Directions for this task: Repeat the listing in full. Nothing may be added or left out.

Entries supplied:
-=-=-=-=-
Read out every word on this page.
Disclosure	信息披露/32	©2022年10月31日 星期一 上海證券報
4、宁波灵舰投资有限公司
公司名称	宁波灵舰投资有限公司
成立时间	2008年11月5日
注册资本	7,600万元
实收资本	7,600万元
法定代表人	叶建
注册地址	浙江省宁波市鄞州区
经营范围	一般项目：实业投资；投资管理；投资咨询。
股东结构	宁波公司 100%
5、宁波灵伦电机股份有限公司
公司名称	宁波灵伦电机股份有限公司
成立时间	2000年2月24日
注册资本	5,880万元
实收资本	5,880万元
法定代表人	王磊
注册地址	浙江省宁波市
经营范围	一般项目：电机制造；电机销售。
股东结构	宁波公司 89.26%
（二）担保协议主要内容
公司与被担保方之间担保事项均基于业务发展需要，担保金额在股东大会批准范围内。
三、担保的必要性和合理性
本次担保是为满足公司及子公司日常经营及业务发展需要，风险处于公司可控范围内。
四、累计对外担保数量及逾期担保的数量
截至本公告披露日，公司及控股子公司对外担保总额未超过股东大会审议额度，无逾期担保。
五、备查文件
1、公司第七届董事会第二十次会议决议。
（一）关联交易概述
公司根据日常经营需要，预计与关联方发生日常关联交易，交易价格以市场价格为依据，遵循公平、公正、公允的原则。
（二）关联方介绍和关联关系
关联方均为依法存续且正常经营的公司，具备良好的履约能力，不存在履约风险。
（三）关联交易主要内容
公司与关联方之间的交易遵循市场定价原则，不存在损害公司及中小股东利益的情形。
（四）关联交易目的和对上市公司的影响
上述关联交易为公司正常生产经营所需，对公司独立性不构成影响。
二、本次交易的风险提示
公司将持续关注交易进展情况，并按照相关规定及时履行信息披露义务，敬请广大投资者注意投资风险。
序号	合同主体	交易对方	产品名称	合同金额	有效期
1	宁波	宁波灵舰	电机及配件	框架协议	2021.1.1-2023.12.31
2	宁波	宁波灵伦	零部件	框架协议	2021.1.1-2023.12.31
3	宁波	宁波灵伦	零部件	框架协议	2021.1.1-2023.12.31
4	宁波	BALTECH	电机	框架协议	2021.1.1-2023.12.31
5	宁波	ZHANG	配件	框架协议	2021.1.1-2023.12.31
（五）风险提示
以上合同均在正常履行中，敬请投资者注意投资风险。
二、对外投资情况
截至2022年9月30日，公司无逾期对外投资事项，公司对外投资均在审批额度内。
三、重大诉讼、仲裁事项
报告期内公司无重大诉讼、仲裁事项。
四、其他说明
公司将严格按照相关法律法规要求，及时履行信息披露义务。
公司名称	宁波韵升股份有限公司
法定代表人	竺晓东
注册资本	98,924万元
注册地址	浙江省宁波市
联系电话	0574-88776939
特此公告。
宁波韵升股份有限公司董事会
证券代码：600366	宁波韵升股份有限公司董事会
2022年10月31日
-=-=-=-=-
Answer to this exercise:
Read out every word on this page.
Disclosure	信息披露/32	©2022年10月31日 星期一 上海證券報
4、宁波灵舰投资有限公司
公司名称	宁波灵舰投资有限公司
成立时间	2008年11月5日
注册资本	7,600万元
实收资本	7,600万元
法定代表人	叶建
注册地址	浙江省宁波市鄞州区
经营范围	一般项目：实业投资；投资管理；投资咨询。
股东结构	宁波公司 100%
5、宁波灵伦电机股份有限公司
公司名称	宁波灵伦电机股份有限公司
成立时间	2000年2月24日
注册资本	5,880万元
实收资本	5,880万元
法定代表人	王磊
注册地址	浙江省宁波市
经营范围	一般项目：电机制造；电机销售。
股东结构	宁波公司 89.26%
（二）担保协议主要内容
公司与被担保方之间担保事项均基于业务发展需要，担保金额在股东大会批准范围内。
三、担保的必要性和合理性
本次担保是为满足公司及子公司日常经营及业务发展需要，风险处于公司可控范围内。
四、累计对外担保数量及逾期担保的数量
截至本公告披露日，公司及控股子公司对外担保总额未超过股东大会审议额度，无逾期担保。
五、备查文件
1、公司第七届董事会第二十次会议决议。
（一）关联交易概述
公司根据日常经营需要，预计与关联方发生日常关联交易，交易价格以市场价格为依据，遵循公平、公正、公允的原则。
（二）关联方介绍和关联关系
关联方均为依法存续且正常经营的公司，具备良好的履约能力，不存在履约风险。
（三）关联交易主要内容
公司与关联方之间的交易遵循市场定价原则，不存在损害公司及中小股东利益的情形。
（四）关联交易目的和对上市公司的影响
上述关联交易为公司正常生产经营所需，对公司独立性不构成影响。
二、本次交易的风险提示
公司将持续关注交易进展情况，并按照相关规定及时履行信息披露义务，敬请广大投资者注意投资风险。
序号	合同主体	交易对方	产品名称	合同金额	有效期
1	宁波	宁波灵舰	电机及配件	框架协议	2021.1.1-2023.12.31
2	宁波	宁波灵伦	零部件	框架协议	2021.1.1-2023.12.31
3	宁波	宁波灵伦	零部件	框架协议	2021.1.1-2023.12.31
4	宁波	BALTECH	电机	框架协议	2021.1.1-2023.12.31
5	宁波	ZHANG	配件	框架协议	2021.1.1-2023.12.31
（五）风险提示
以上合同均在正常履行中，敬请投资者注意投资风险。
二、对外投资情况
截至2022年9月30日，公司无逾期对外投资事项，公司对外投资均在审批额度内。
三、重大诉讼、仲裁事项
报告期内公司无重大诉讼、仲裁事项。
四、其他说明
公司将严格按照相关法律法规要求，及时履行信息披露义务。
公司名称	宁波韵升股份有限公司
法定代表人	竺晓东
注册资本	98,924万元
注册地址	浙江省宁波市
联系电话	0574-88776939
特此公告。
宁波韵升股份有限公司董事会
证券代码：600366	宁波韵升股份有限公司董事会
2022年10月31日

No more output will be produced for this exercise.